** start Listed records **

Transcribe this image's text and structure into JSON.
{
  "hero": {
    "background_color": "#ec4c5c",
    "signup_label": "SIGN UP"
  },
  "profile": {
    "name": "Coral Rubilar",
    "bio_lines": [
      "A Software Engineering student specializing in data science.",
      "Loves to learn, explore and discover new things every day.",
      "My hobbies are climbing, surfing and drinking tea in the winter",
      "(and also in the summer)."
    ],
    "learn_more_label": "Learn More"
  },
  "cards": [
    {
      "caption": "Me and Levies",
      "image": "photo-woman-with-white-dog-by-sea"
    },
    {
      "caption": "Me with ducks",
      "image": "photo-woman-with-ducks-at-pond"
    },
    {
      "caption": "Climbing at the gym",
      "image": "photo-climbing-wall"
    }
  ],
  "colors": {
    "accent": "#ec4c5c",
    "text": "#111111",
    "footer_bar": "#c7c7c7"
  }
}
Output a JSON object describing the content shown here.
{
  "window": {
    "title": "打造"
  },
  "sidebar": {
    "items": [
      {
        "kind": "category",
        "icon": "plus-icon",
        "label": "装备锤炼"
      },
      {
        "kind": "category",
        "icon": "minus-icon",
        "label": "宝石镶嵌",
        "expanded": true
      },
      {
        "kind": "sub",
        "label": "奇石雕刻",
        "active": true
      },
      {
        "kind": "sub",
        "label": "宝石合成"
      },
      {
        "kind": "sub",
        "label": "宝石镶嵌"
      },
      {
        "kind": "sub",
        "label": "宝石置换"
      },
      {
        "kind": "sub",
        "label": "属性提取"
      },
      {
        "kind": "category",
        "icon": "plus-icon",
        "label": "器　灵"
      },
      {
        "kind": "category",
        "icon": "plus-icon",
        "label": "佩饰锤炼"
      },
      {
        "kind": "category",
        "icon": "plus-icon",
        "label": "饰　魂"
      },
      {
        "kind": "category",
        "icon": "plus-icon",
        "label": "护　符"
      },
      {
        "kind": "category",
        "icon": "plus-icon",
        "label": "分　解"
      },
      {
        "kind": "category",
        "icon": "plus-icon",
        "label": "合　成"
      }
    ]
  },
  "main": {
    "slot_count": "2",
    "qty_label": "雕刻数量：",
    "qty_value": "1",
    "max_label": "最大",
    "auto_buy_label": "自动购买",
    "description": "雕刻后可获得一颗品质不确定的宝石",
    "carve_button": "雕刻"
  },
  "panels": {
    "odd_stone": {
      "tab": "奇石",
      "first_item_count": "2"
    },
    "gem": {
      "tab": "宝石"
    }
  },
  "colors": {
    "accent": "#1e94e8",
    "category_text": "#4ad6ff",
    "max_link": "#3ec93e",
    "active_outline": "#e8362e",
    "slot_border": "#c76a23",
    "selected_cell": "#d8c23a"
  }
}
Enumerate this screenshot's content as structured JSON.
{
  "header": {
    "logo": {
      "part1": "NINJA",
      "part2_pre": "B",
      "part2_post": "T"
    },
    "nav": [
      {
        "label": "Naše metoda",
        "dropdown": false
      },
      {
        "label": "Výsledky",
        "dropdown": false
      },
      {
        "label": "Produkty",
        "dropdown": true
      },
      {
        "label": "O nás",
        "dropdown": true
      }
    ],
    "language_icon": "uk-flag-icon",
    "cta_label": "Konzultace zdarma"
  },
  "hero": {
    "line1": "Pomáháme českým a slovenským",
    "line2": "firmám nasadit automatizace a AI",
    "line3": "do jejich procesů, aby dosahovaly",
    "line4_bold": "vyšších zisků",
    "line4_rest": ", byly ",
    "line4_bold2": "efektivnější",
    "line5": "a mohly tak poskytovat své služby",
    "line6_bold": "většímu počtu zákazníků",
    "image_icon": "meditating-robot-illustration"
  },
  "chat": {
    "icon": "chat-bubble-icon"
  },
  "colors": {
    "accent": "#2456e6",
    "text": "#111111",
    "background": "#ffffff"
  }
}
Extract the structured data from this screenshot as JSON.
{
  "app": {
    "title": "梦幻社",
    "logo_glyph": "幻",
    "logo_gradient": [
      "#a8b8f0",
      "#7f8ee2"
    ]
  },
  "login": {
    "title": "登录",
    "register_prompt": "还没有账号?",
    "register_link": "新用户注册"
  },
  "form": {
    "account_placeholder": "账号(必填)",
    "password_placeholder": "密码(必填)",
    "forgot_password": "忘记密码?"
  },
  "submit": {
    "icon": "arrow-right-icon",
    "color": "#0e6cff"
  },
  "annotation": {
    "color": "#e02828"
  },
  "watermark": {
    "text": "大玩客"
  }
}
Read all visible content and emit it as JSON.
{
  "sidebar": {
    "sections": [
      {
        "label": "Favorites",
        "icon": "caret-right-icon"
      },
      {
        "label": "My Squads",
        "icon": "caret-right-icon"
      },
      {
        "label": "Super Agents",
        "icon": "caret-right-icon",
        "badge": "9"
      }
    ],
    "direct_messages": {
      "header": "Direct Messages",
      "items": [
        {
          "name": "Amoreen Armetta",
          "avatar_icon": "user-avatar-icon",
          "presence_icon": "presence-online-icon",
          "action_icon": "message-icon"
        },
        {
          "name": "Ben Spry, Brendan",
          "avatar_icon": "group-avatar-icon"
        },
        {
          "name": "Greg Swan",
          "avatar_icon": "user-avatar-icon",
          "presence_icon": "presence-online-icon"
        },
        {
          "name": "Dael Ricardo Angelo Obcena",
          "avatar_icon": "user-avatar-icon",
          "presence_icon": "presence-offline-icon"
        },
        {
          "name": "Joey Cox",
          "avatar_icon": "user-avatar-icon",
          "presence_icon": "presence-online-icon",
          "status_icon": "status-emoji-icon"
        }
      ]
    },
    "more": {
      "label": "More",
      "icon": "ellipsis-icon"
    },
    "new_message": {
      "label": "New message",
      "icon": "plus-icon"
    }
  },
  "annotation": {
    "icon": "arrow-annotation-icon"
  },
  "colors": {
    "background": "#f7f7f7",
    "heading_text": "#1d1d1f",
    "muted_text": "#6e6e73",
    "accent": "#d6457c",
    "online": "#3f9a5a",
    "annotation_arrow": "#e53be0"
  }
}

** end Listed records **

*What is asked:* Output all of the data again, exactly.

*Task answer:*
Transcribe this image's text and structure into JSON.
{
  "hero": {
    "background_color": "#ec4c5c",
    "signup_label": "SIGN UP"
  },
  "profile": {
    "name": "Coral Rubilar",
    "bio_lines": [
      "A Software Engineering student specializing in data science.",
      "Loves to learn, explore and discover new things every day.",
      "My hobbies are climbing, surfing and drinking tea in the winter",
      "(and also in the summer)."
    ],
    "learn_more_label": "Learn More"
  },
  "cards": [
    {
      "caption": "Me and Levies",
      "image": "photo-woman-with-white-dog-by-sea"
    },
    {
      "caption": "Me with ducks",
      "image": "photo-woman-with-ducks-at-pond"
    },
    {
      "caption": "Climbing at the gym",
      "image": "photo-climbing-wall"
    }
  ],
  "colors": {
    "accent": "#ec4c5c",
    "text": "#111111",
    "footer_bar": "#c7c7c7"
  }
}
Output a JSON object describing the content shown here.
{
  "window": {
    "title": "打造"
  },
  "sidebar": {
    "items": [
      {
        "kind": "category",
        "icon": "plus-icon",
        "label": "装备锤炼"
      },
      {
        "kind": "category",
        "icon": "minus-icon",
        "label": "宝石镶嵌",
        "expanded": true
      },
      {
        "kind": "sub",
        "label": "奇石雕刻",
        "active": true
      },
      {
        "kind": "sub",
        "label": "宝石合成"
      },
      {
        "kind": "sub",
        "label": "宝石镶嵌"
      },
      {
        "kind": "sub",
        "label": "宝石置换"
      },
      {
        "kind": "sub",
        "label": "属性提取"
      },
      {
        "kind": "category",
        "icon": "plus-icon",
        "label": "器　灵"
      },
      {
        "kind": "category",
        "icon": "plus-icon",
        "label": "佩饰锤炼"
      },
      {
        "kind": "category",
        "icon": "plus-icon",
        "label": "饰　魂"
      },
      {
        "kind": "category",
        "icon": "plus-icon",
        "label": "护　符"
      },
      {
        "kind": "category",
        "icon": "plus-icon",
        "label": "分　解"
      },
      {
        "kind": "category",
        "icon": "plus-icon",
        "label": "合　成"
      }
    ]
  },
  "main": {
    "slot_count": "2",
    "qty_label": "雕刻数量：",
    "qty_value": "1",
    "max_label": "最大",
    "auto_buy_label": "自动购买",
    "description": "雕刻后可获得一颗品质不确定的宝石",
    "carve_button": "雕刻"
  },
  "panels": {
    "odd_stone": {
      "tab": "奇石",
      "first_item_count": "2"
    },
    "gem": {
      "tab": "宝石"
    }
  },
  "colors": {
    "accent": "#1e94e8",
    "category_text": "#4ad6ff",
    "max_link": "#3ec93e",
    "active_outline": "#e8362e",
    "slot_border": "#c76a23",
    "selected_cell": "#d8c23a"
  }
}
Enumerate this screenshot's content as structured JSON.
{
  "header": {
    "logo": {
      "part1": "NINJA",
      "part2_pre": "B",
      "part2_post": "T"
    },
    "nav": [
      {
        "label": "Naše metoda",
        "dropdown": false
      },
      {
        "label": "Výsledky",
        "dropdown": false
      },
      {
        "label": "Produkty",
        "dropdown": true
      },
      {
        "label": "O nás",
        "dropdown": true
      }
    ],
    "language_icon": "uk-flag-icon",
    "cta_label": "Konzultace zdarma"
  },
  "hero": {
    "line1": "Pomáháme českým a slovenským",
    "line2": "firmám nasadit automatizace a AI",
    "line3": "do jejich procesů, aby dosahovaly",
    "line4_bold": "vyšších zisků",
    "line4_rest": ", byly ",
    "line4_bold2": "efektivnější",
    "line5": "a mohly tak poskytovat své služby",
    "line6_bold": "většímu počtu zákazníků",
    "image_icon": "meditating-robot-illustration"
  },
  "chat": {
    "icon": "chat-bubble-icon"
  },
  "colors": {
    "accent": "#2456e6",
    "text": "#111111",
    "background": "#ffffff"
  }
}
Extract the structured data from this screenshot as JSON.
{
  "app": {
    "title": "梦幻社",
    "logo_glyph": "幻",
    "logo_gradient": [
      "#a8b8f0",
      "#7f8ee2"
    ]
  },
  "login": {
    "title": "登录",
    "register_prompt": "还没有账号?",
    "register_link": "新用户注册"
  },
  "form": {
    "account_placeholder": "账号(必填)",
    "password_placeholder": "密码(必填)",
    "forgot_password": "忘记密码?"
  },
  "submit": {
    "icon": "arrow-right-icon",
    "color": "#0e6cff"
  },
  "annotation": {
    "color": "#e02828"
  },
  "watermark": {
    "text": "大玩客"
  }
}
Read all visible content and emit it as JSON.
{
  "sidebar": {
    "sections": [
      {
        "label": "Favorites",
        "icon": "caret-right-icon"
      },
      {
        "label": "My Squads",
        "icon": "caret-right-icon"
      },
      {
        "label": "Super Agents",
        "icon": "caret-right-icon",
        "badge": "9"
      }
    ],
    "direct_messages": {
      "header": "Direct Messages",
      "items": [
        {
          "name": "Amoreen Armetta",
          "avatar_icon": "user-avatar-icon",
          "presence_icon": "presence-online-icon",
          "action_icon": "message-icon"
        },
        {
          "name": "Ben Spry, Brendan",
          "avatar_icon": "group-avatar-icon"
        },
        {
          "name": "Greg Swan",
          "avatar_icon": "user-avatar-icon",
          "presence_icon": "presence-online-icon"
        },
        {
          "name": "Dael Ricardo Angelo Obcena",
          "avatar_icon": "user-avatar-icon",
          "presence_icon": "presence-offline-icon"
        },
        {
          "name": "Joey Cox",
          "avatar_icon": "user-avatar-icon",
          "presence_icon": "presence-online-icon",
          "status_icon": "status-emoji-icon"
        }
      ]
    },
    "more": {
      "label": "More",
      "icon": "ellipsis-icon"
    },
    "new_message": {
      "label": "New message",
      "icon": "plus-icon"
    }
  },
  "annotation": {
    "icon": "arrow-annotation-icon"
  },
  "colors": {
    "background": "#f7f7f7",
    "heading_text": "#1d1d1f",
    "muted_text": "#6e6e73",
    "accent": "#d6457c",
    "online": "#3f9a5a",
    "annotation_arrow": "#e53be0"
  }
}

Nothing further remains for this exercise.